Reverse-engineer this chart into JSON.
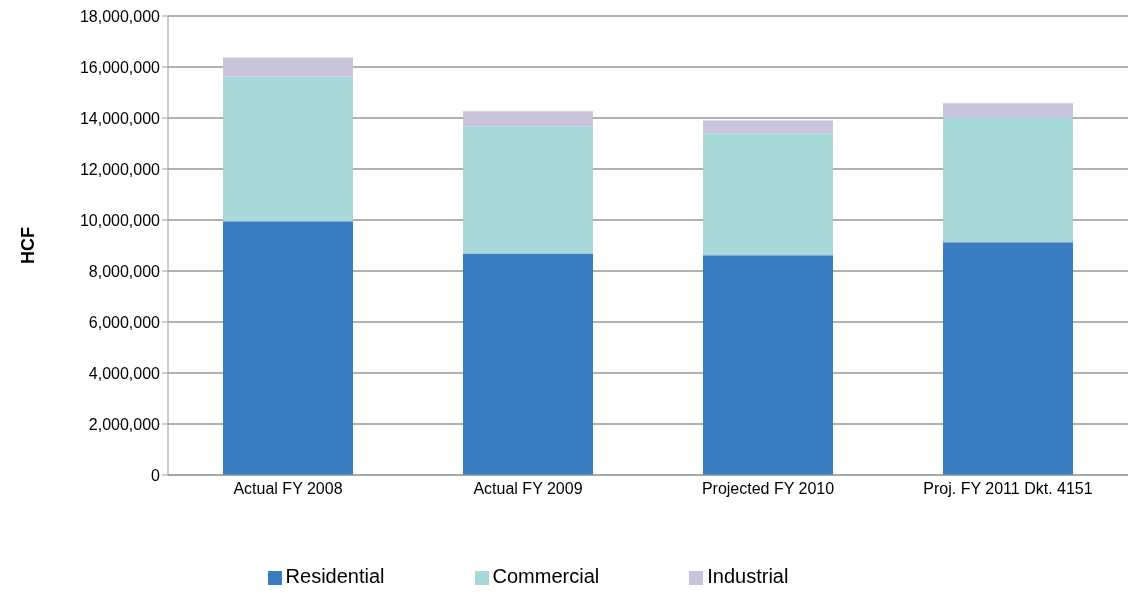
{
  "chart_data": {
    "type": "bar",
    "stacked": true,
    "ylabel": "HCF",
    "categories": [
      "Actual FY 2008",
      "Actual FY 2009",
      "Projected FY 2010",
      "Proj. FY 2011 Dkt. 4151"
    ],
    "series": [
      {
        "name": "Residential",
        "color": "#3a7cc0",
        "values": [
          9950000,
          8690000,
          8620000,
          9130000
        ]
      },
      {
        "name": "Commercial",
        "color": "#a8d8d8",
        "values": [
          5670000,
          4990000,
          4770000,
          4870000
        ]
      },
      {
        "name": "Industrial",
        "color": "#c8c4dc",
        "values": [
          750000,
          580000,
          510000,
          580000
        ]
      }
    ],
    "ylim": [
      0,
      18000000
    ],
    "yticks": [
      0,
      {
        "value": 2000000,
        "label": "2,000,000"
      },
      {
        "value": 4000000,
        "label": "4,000,000"
      },
      {
        "value": 6000000,
        "label": "6,000,000"
      },
      {
        "value": 8000000,
        "label": "8,000,000"
      },
      {
        "value": 10000000,
        "label": "10,000,000"
      },
      {
        "value": 12000000,
        "label": "12,000,000"
      },
      {
        "value": 14000000,
        "label": "14,000,000"
      },
      {
        "value": 16000000,
        "label": "16,000,000"
      },
      {
        "value": 18000000,
        "label": "18,000,000"
      }
    ],
    "grid": "y",
    "legend": "bottom"
  }
}
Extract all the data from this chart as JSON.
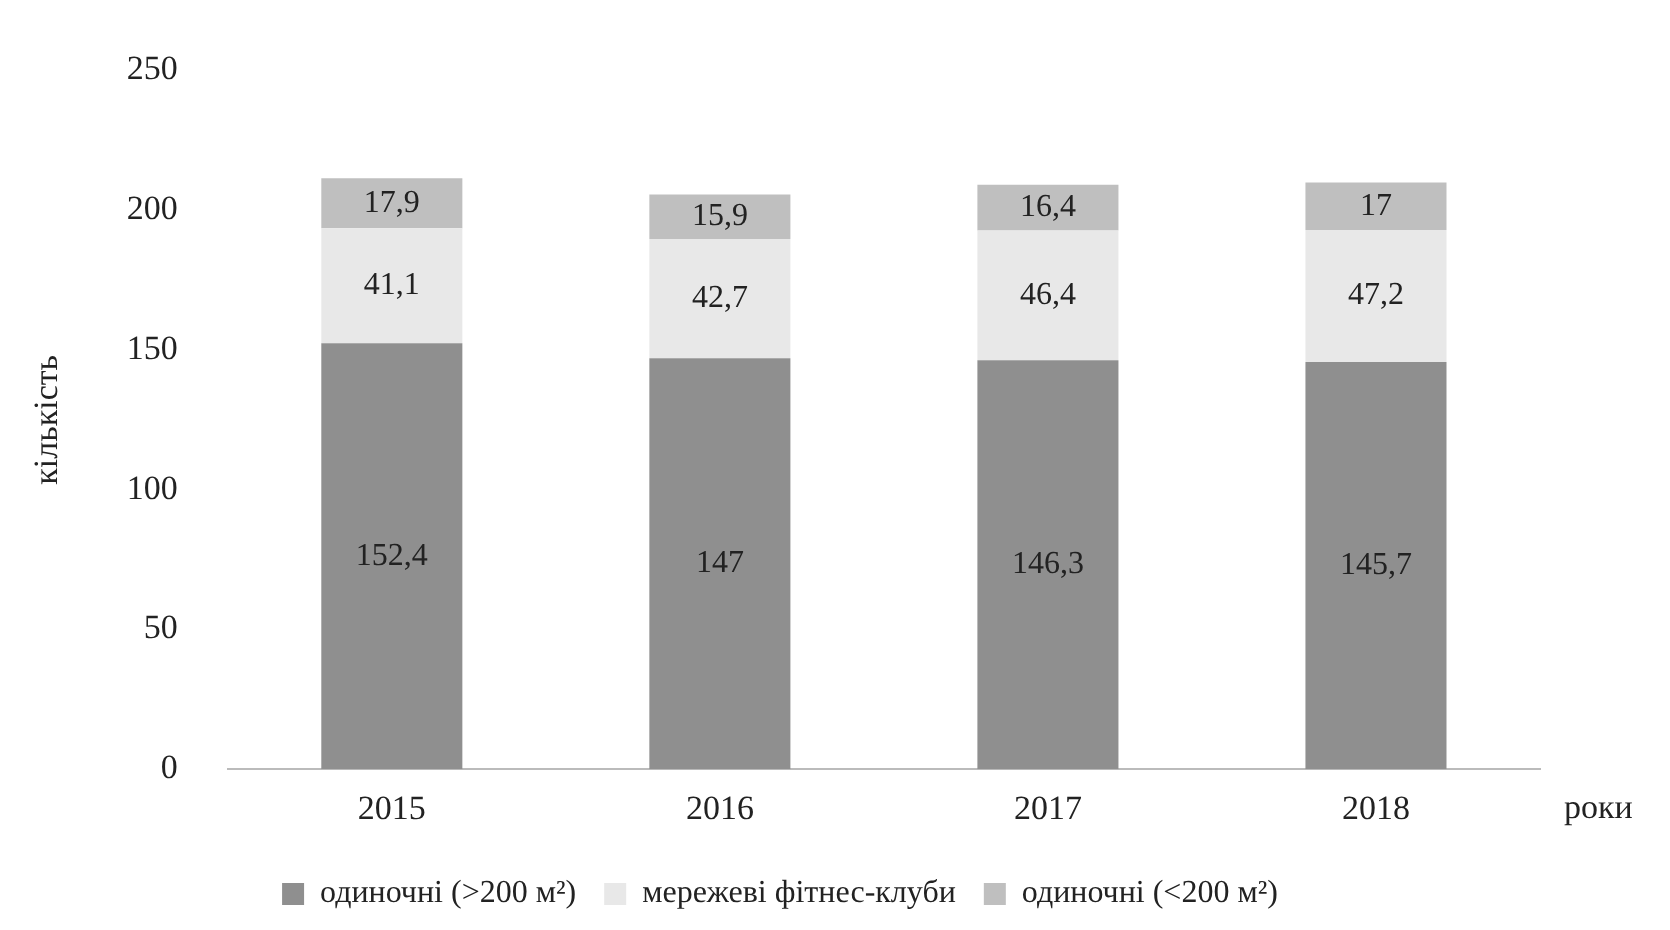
{
  "chart_data": {
    "type": "bar",
    "stacked": true,
    "xlabel": "роки",
    "ylabel": "кількість",
    "categories": [
      "2015",
      "2016",
      "2017",
      "2018"
    ],
    "series": [
      {
        "name": "одиночні (>200 м²)",
        "color": "#8f8f8f",
        "values": [
          152.4,
          147,
          146.3,
          145.7
        ],
        "value_labels": [
          "152,4",
          "147",
          "146,3",
          "145,7"
        ]
      },
      {
        "name": "мережеві фітнес-клуби",
        "color": "#e8e8e8",
        "values": [
          41.1,
          42.7,
          46.4,
          47.2
        ],
        "value_labels": [
          "41,1",
          "42,7",
          "46,4",
          "47,2"
        ]
      },
      {
        "name": "одиночні (<200 м²)",
        "color": "#bfbfbf",
        "values": [
          17.9,
          15.9,
          16.4,
          17
        ],
        "value_labels": [
          "17,9",
          "15,9",
          "16,4",
          "17"
        ]
      }
    ],
    "ylim": [
      0,
      250
    ],
    "yticks": [
      0,
      50,
      100,
      150,
      200,
      250
    ],
    "grid": false,
    "legend": "bottom"
  }
}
-*-*-
◆ WHAT IS REQUIRED ◆
Return the entries unchanged, save for the pictures, which do not belong in the copy.

◆ OUTPUT FOR THIS EXERCISE ◆
Reverse-engineer this chart into JSON.
{
  "chart_data": {
    "type": "bar",
    "stacked": true,
    "ylabel": "HCF",
    "categories": [
      "Actual FY 2008",
      "Actual FY 2009",
      "Projected FY 2010",
      "Proj. FY 2011 Dkt. 4151"
    ],
    "series": [
      {
        "name": "Residential",
        "color": "#3a7cc0",
        "values": [
          9950000,
          8690000,
          8620000,
          9130000
        ]
      },
      {
        "name": "Commercial",
        "color": "#a8d8d8",
        "values": [
          5670000,
          4990000,
          4770000,
          4870000
        ]
      },
      {
        "name": "Industrial",
        "color": "#c8c4dc",
        "values": [
          750000,
          580000,
          510000,
          580000
        ]
      }
    ],
    "ylim": [
      0,
      18000000
    ],
    "yticks": [
      0,
      {
        "value": 2000000,
        "label": "2,000,000"
      },
      {
        "value": 4000000,
        "label": "4,000,000"
      },
      {
        "value": 6000000,
        "label": "6,000,000"
      },
      {
        "value": 8000000,
        "label": "8,000,000"
      },
      {
        "value": 10000000,
        "label": "10,000,000"
      },
      {
        "value": 12000000,
        "label": "12,000,000"
      },
      {
        "value": 14000000,
        "label": "14,000,000"
      },
      {
        "value": 16000000,
        "label": "16,000,000"
      },
      {
        "value": 18000000,
        "label": "18,000,000"
      }
    ],
    "grid": "y",
    "legend": "bottom"
  }
}
Extract all the data from this chart as JSON.
{
  "chart_data": {
    "type": "bar",
    "stacked": true,
    "xlabel": "роки",
    "ylabel": "кількість",
    "categories": [
      "2015",
      "2016",
      "2017",
      "2018"
    ],
    "series": [
      {
        "name": "одиночні (>200 м²)",
        "color": "#8f8f8f",
        "values": [
          152.4,
          147,
          146.3,
          145.7
        ],
        "value_labels": [
          "152,4",
          "147",
          "146,3",
          "145,7"
        ]
      },
      {
        "name": "мережеві фітнес-клуби",
        "color": "#e8e8e8",
        "values": [
          41.1,
          42.7,
          46.4,
          47.2
        ],
        "value_labels": [
          "41,1",
          "42,7",
          "46,4",
          "47,2"
        ]
      },
      {
        "name": "одиночні (<200 м²)",
        "color": "#bfbfbf",
        "values": [
          17.9,
          15.9,
          16.4,
          17
        ],
        "value_labels": [
          "17,9",
          "15,9",
          "16,4",
          "17"
        ]
      }
    ],
    "ylim": [
      0,
      250
    ],
    "yticks": [
      0,
      50,
      100,
      150,
      200,
      250
    ],
    "grid": false,
    "legend": "bottom"
  }
}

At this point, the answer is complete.